_Task to carry out_
Reproduce the following data verbatim, line for line.

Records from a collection
--

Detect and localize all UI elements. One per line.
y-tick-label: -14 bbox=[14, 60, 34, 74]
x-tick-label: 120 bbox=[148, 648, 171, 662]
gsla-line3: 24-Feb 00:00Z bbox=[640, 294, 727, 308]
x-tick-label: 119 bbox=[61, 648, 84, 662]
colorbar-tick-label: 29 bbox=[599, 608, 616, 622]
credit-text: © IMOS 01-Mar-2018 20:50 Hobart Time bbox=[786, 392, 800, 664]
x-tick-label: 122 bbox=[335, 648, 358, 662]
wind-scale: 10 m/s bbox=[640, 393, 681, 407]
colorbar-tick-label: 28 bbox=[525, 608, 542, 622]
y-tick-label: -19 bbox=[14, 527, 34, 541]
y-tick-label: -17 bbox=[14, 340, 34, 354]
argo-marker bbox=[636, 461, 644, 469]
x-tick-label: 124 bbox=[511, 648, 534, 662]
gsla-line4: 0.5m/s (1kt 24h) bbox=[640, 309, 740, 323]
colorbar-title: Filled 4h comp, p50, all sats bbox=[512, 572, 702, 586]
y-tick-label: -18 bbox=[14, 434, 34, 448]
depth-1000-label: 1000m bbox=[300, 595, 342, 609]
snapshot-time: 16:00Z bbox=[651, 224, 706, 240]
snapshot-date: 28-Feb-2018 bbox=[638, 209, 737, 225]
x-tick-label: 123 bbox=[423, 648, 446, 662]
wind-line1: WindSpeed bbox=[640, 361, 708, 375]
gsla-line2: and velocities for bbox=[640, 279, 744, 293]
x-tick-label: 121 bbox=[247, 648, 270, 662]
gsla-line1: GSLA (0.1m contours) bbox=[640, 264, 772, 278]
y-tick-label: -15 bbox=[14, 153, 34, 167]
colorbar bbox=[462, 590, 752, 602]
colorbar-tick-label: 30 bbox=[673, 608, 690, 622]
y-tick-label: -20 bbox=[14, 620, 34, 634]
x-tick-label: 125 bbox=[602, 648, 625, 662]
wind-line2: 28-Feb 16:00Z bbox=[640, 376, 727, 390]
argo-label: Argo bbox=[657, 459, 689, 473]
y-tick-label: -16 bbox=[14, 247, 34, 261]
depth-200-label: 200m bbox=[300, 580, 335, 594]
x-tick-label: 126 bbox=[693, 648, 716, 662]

--

_Written solution_
Detect and localize all UI elements. One per line.
y-tick-label: -14 bbox=[14, 60, 34, 74]
x-tick-label: 120 bbox=[148, 648, 171, 662]
gsla-line3: 24-Feb 00:00Z bbox=[640, 294, 727, 308]
x-tick-label: 119 bbox=[61, 648, 84, 662]
colorbar-tick-label: 29 bbox=[599, 608, 616, 622]
credit-text: © IMOS 01-Mar-2018 20:50 Hobart Time bbox=[786, 392, 800, 664]
x-tick-label: 122 bbox=[335, 648, 358, 662]
wind-scale: 10 m/s bbox=[640, 393, 681, 407]
colorbar-tick-label: 28 bbox=[525, 608, 542, 622]
y-tick-label: -19 bbox=[14, 527, 34, 541]
y-tick-label: -17 bbox=[14, 340, 34, 354]
argo-marker bbox=[636, 461, 644, 469]
x-tick-label: 124 bbox=[511, 648, 534, 662]
gsla-line4: 0.5m/s (1kt 24h) bbox=[640, 309, 740, 323]
colorbar-title: Filled 4h comp, p50, all sats bbox=[512, 572, 702, 586]
y-tick-label: -18 bbox=[14, 434, 34, 448]
depth-1000-label: 1000m bbox=[300, 595, 342, 609]
snapshot-time: 16:00Z bbox=[651, 224, 706, 240]
snapshot-date: 28-Feb-2018 bbox=[638, 209, 737, 225]
x-tick-label: 123 bbox=[423, 648, 446, 662]
wind-line1: WindSpeed bbox=[640, 361, 708, 375]
gsla-line2: and velocities for bbox=[640, 279, 744, 293]
x-tick-label: 121 bbox=[247, 648, 270, 662]
gsla-line1: GSLA (0.1m contours) bbox=[640, 264, 772, 278]
y-tick-label: -15 bbox=[14, 153, 34, 167]
colorbar bbox=[462, 590, 752, 602]
colorbar-tick-label: 30 bbox=[673, 608, 690, 622]
y-tick-label: -20 bbox=[14, 620, 34, 634]
x-tick-label: 125 bbox=[602, 648, 625, 662]
wind-line2: 28-Feb 16:00Z bbox=[640, 376, 727, 390]
argo-label: Argo bbox=[657, 459, 689, 473]
y-tick-label: -16 bbox=[14, 247, 34, 261]
depth-200-label: 200m bbox=[300, 580, 335, 594]
x-tick-label: 126 bbox=[693, 648, 716, 662]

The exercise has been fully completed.